* [Listing]:
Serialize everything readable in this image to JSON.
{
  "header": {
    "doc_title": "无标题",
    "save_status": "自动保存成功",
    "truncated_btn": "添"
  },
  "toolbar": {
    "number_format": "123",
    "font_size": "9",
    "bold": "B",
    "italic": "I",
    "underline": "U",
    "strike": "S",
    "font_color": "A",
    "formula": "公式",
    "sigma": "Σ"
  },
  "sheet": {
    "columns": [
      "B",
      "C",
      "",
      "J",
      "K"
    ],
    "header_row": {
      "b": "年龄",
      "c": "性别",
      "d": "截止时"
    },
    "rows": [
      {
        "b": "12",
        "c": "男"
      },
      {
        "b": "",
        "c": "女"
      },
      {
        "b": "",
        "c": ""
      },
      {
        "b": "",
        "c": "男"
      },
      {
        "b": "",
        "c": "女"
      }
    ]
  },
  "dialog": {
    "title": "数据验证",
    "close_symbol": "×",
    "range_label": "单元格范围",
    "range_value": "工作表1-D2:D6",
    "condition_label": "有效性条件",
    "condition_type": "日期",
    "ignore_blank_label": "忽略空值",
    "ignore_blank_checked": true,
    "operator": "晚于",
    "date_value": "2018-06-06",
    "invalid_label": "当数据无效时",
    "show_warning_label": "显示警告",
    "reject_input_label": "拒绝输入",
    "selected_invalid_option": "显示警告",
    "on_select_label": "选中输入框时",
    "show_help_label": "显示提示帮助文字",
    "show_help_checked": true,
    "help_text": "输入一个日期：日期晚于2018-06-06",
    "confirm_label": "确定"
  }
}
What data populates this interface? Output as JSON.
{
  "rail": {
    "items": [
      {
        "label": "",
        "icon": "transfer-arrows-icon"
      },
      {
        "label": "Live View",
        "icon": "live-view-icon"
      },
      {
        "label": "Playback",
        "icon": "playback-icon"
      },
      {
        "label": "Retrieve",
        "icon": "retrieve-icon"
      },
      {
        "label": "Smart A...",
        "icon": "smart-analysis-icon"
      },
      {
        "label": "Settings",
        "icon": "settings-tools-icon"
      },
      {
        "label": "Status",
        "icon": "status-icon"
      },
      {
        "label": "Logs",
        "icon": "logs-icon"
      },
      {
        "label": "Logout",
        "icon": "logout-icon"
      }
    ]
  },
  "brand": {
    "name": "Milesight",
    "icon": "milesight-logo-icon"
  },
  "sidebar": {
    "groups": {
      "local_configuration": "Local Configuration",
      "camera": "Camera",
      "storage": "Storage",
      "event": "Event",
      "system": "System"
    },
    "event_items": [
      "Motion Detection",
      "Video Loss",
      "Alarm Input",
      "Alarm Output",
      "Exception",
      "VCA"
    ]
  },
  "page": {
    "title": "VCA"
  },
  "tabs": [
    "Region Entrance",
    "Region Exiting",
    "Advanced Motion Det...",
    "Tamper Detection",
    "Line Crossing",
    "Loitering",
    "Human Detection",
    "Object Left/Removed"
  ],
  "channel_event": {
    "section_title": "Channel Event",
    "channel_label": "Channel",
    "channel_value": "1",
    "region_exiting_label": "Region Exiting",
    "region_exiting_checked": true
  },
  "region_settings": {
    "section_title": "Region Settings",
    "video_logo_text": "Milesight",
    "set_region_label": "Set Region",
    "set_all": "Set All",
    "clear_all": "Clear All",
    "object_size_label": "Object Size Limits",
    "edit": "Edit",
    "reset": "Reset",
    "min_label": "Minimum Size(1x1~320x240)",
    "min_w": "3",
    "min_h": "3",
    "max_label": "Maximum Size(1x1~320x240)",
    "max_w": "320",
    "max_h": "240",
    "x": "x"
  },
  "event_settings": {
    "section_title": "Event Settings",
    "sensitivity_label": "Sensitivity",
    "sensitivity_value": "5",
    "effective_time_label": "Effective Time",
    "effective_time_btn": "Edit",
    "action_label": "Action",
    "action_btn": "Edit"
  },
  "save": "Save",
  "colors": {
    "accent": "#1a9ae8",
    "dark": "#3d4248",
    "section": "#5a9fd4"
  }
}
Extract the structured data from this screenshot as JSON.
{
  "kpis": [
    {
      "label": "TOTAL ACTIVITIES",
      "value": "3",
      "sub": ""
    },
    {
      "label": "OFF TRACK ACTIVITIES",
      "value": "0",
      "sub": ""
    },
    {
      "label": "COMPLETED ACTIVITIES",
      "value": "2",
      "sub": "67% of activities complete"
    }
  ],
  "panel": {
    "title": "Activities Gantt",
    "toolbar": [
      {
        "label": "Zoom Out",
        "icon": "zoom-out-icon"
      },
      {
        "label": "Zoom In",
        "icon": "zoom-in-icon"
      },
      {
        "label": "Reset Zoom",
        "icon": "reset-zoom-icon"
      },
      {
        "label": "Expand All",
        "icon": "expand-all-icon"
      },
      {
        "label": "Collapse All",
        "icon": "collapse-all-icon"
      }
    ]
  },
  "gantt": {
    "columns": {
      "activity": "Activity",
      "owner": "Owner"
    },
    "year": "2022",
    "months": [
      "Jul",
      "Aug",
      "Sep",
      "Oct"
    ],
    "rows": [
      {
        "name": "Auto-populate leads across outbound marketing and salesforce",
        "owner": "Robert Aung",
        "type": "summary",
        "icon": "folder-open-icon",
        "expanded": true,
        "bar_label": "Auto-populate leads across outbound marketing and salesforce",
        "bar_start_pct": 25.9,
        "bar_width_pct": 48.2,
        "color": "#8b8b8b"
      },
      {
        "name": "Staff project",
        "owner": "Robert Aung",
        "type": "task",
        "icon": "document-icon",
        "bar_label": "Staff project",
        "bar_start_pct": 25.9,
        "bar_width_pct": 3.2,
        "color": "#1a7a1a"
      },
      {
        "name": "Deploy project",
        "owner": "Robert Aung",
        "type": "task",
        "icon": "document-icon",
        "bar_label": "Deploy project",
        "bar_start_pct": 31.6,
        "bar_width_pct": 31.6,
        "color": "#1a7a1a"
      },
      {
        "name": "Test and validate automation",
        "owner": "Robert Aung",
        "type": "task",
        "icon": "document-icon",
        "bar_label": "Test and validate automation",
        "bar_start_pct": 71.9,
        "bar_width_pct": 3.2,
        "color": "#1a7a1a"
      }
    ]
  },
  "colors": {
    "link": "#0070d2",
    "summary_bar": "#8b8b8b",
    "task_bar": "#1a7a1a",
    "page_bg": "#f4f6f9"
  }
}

* [Task to carry out]:
Select and copy every line from the records that includes the word "true".

* [Full solution]:
    "ignore_blank_checked": true,
    "show_help_checked": true,
    "region_exiting_checked": true
        "expanded": true,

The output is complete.